[Task instructions] Find the string "Caesar" in the entries and copy each line that has it.

[Saved entries]
+===+
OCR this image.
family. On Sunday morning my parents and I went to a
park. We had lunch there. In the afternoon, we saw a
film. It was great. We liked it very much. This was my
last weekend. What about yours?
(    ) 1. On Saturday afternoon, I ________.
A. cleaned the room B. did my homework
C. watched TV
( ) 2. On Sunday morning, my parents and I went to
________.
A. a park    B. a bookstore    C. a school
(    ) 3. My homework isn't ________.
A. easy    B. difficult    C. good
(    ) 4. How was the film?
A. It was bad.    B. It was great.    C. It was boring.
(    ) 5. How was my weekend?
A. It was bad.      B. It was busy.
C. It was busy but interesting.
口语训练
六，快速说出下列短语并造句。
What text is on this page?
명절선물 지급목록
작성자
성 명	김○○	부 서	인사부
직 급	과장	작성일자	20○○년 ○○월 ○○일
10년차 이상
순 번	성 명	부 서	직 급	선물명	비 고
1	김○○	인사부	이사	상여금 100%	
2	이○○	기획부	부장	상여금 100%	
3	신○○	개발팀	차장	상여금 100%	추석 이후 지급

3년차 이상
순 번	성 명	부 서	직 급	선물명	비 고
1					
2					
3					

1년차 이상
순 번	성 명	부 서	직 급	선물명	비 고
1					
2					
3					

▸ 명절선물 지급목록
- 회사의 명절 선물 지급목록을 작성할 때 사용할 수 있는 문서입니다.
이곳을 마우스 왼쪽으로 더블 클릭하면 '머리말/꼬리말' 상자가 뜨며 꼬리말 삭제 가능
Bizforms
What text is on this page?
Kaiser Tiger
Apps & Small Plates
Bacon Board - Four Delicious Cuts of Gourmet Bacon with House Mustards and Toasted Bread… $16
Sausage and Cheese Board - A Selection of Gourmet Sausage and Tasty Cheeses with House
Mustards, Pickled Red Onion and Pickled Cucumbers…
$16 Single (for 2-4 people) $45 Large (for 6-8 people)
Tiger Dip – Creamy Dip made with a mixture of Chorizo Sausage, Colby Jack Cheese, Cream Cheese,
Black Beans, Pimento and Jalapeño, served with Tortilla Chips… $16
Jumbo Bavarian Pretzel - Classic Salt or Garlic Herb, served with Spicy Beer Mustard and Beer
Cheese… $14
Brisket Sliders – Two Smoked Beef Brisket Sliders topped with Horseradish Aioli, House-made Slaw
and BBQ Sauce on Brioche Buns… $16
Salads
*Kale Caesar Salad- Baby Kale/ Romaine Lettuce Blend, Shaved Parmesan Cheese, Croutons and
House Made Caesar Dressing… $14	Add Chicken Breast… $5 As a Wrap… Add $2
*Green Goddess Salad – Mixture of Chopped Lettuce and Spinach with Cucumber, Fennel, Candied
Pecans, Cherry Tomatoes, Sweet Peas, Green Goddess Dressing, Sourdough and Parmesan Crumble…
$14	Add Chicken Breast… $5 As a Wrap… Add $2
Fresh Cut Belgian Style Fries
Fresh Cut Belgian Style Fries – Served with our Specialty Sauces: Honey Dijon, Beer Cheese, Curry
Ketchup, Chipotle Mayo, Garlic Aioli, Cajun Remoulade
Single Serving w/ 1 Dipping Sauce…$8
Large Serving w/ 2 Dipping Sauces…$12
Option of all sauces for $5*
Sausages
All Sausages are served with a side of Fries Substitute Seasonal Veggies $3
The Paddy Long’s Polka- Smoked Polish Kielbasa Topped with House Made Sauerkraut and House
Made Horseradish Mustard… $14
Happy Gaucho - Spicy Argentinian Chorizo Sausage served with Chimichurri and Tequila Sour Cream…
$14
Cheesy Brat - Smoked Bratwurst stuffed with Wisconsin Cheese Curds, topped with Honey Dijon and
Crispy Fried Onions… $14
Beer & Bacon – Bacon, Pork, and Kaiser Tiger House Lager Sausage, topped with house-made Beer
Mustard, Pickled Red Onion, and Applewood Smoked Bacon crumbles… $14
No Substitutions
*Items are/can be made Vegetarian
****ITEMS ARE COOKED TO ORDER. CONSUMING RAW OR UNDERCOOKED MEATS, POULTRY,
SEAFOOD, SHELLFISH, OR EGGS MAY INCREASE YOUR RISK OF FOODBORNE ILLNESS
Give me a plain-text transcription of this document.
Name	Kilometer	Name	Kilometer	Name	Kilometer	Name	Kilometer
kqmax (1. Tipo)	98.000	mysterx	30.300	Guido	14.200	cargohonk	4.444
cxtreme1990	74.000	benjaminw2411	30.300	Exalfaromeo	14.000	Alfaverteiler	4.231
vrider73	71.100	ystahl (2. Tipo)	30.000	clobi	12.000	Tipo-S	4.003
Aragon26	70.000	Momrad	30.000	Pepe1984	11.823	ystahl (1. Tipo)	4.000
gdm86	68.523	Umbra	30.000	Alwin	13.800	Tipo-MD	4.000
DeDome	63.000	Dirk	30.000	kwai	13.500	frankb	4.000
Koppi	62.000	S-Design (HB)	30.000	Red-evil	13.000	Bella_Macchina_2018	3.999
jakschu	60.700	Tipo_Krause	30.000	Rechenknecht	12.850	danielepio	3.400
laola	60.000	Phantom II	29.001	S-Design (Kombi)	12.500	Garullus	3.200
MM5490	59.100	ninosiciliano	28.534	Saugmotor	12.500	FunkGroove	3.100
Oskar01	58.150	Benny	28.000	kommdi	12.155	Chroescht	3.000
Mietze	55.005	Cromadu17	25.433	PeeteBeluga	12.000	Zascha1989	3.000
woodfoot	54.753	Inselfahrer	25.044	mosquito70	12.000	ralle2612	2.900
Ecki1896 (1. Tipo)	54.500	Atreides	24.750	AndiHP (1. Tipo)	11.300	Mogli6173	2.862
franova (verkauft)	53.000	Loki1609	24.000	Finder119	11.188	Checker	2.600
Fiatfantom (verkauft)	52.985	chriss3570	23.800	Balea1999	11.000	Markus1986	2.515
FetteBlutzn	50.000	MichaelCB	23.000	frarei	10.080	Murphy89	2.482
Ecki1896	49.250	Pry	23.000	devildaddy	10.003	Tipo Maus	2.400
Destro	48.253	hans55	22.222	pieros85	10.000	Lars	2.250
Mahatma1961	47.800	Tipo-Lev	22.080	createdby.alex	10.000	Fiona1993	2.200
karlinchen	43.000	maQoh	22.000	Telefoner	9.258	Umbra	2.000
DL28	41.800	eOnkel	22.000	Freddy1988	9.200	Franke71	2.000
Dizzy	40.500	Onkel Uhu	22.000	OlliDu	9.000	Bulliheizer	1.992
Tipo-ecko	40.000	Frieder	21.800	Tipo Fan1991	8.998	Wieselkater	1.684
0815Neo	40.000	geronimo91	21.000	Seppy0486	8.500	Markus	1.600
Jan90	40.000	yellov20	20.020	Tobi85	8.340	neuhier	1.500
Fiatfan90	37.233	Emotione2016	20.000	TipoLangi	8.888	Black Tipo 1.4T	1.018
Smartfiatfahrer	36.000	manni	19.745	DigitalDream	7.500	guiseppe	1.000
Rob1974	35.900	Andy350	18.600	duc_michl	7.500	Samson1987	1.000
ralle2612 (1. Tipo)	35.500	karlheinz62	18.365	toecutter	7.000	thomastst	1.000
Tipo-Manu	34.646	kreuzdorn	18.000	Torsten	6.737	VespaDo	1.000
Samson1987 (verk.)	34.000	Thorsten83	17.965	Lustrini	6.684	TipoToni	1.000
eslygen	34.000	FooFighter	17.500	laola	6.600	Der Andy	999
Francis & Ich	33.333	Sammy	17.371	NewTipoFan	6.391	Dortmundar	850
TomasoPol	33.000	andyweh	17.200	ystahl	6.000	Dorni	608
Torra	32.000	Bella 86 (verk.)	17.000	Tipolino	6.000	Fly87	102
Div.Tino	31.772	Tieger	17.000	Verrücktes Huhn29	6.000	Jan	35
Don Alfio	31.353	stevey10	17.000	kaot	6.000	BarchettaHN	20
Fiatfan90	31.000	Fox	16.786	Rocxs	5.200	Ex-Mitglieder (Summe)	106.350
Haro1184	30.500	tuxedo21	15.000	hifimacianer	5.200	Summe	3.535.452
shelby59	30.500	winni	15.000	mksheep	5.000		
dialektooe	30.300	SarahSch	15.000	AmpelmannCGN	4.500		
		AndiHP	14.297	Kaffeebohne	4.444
+===+
[Final result]
*Kale Caesar Salad- Baby Kale/ Romaine Lettuce Blend, Shaved Parmesan Cheese, Croutons and
House Made Caesar Dressing… $14	Add Chicken Breast… $5 As a Wrap… Add $2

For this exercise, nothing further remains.